Material supplied:
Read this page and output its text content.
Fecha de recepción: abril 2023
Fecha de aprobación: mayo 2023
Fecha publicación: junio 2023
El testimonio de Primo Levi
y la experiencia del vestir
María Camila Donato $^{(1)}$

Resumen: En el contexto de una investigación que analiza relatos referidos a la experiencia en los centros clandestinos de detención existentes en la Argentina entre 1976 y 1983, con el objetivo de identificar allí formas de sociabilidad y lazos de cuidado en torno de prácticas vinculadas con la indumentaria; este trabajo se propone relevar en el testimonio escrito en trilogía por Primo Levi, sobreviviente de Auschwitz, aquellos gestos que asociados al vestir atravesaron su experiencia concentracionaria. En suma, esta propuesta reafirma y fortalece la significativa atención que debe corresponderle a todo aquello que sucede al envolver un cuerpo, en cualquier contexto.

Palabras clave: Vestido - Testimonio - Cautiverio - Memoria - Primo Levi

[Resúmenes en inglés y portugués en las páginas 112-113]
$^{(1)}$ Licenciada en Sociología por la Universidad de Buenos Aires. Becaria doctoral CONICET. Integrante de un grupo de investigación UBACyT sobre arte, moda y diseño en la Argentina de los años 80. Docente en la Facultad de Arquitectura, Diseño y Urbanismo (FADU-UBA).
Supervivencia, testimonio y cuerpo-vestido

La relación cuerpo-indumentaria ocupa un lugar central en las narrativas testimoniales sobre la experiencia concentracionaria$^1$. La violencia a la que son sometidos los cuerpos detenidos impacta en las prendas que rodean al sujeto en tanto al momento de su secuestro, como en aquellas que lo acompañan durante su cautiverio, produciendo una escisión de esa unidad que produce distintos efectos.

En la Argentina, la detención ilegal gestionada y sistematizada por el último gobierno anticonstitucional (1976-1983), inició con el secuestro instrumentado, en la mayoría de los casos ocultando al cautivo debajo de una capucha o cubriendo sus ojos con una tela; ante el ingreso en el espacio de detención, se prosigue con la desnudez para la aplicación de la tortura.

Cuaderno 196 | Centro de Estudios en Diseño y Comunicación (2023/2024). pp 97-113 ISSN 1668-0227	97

Task objective: Repeat every entry exactly, please.

Final result:
Read this page and output its text content.
Fecha de recepción: abril 2023
Fecha de aprobación: mayo 2023
Fecha publicación: junio 2023
El testimonio de Primo Levi
y la experiencia del vestir
María Camila Donato $^{(1)}$

Resumen: En el contexto de una investigación que analiza relatos referidos a la experiencia en los centros clandestinos de detención existentes en la Argentina entre 1976 y 1983, con el objetivo de identificar allí formas de sociabilidad y lazos de cuidado en torno de prácticas vinculadas con la indumentaria; este trabajo se propone relevar en el testimonio escrito en trilogía por Primo Levi, sobreviviente de Auschwitz, aquellos gestos que asociados al vestir atravesaron su experiencia concentracionaria. En suma, esta propuesta reafirma y fortalece la significativa atención que debe corresponderle a todo aquello que sucede al envolver un cuerpo, en cualquier contexto.

Palabras clave: Vestido - Testimonio - Cautiverio - Memoria - Primo Levi

[Resúmenes en inglés y portugués en las páginas 112-113]
$^{(1)}$ Licenciada en Sociología por la Universidad de Buenos Aires. Becaria doctoral CONICET. Integrante de un grupo de investigación UBACyT sobre arte, moda y diseño en la Argentina de los años 80. Docente en la Facultad de Arquitectura, Diseño y Urbanismo (FADU-UBA).
Supervivencia, testimonio y cuerpo-vestido

La relación cuerpo-indumentaria ocupa un lugar central en las narrativas testimoniales sobre la experiencia concentracionaria$^1$. La violencia a la que son sometidos los cuerpos detenidos impacta en las prendas que rodean al sujeto en tanto al momento de su secuestro, como en aquellas que lo acompañan durante su cautiverio, produciendo una escisión de esa unidad que produce distintos efectos.

En la Argentina, la detención ilegal gestionada y sistematizada por el último gobierno anticonstitucional (1976-1983), inició con el secuestro instrumentado, en la mayoría de los casos ocultando al cautivo debajo de una capucha o cubriendo sus ojos con una tela; ante el ingreso en el espacio de detención, se prosigue con la desnudez para la aplicación de la tortura.

Cuaderno 196 | Centro de Estudios en Diseño y Comunicación (2023/2024). pp 97-113 ISSN 1668-0227	97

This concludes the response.